## What the task requires
Below are the records; copy each line in them that holds the word "this".

## The records
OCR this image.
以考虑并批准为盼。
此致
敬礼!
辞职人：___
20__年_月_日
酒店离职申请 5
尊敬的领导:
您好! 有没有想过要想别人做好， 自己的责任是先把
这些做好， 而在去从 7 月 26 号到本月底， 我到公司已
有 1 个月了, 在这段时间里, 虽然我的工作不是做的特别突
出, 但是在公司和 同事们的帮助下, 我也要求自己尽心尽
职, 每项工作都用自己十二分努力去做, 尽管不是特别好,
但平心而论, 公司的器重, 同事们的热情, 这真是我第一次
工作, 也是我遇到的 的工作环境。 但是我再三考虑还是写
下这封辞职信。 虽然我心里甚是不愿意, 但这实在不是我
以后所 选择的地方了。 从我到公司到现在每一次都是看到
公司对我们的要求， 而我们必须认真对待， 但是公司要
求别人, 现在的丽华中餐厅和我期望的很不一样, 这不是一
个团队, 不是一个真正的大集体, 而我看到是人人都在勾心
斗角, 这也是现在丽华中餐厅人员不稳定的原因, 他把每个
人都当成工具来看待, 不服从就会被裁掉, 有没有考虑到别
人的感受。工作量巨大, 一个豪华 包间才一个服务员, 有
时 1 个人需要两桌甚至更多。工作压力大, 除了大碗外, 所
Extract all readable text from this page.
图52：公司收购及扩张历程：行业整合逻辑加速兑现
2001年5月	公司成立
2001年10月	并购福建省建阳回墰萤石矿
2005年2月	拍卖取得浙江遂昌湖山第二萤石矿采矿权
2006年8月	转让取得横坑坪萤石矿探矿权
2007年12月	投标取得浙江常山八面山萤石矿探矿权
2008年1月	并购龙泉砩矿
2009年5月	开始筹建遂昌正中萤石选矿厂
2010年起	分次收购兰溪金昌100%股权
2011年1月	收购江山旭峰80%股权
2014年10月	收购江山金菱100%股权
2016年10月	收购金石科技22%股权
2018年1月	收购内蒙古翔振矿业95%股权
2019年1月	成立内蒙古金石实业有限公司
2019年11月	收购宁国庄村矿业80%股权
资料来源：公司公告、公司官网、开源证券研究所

## Task answer
OCR this image.
Extract all readable text from this page.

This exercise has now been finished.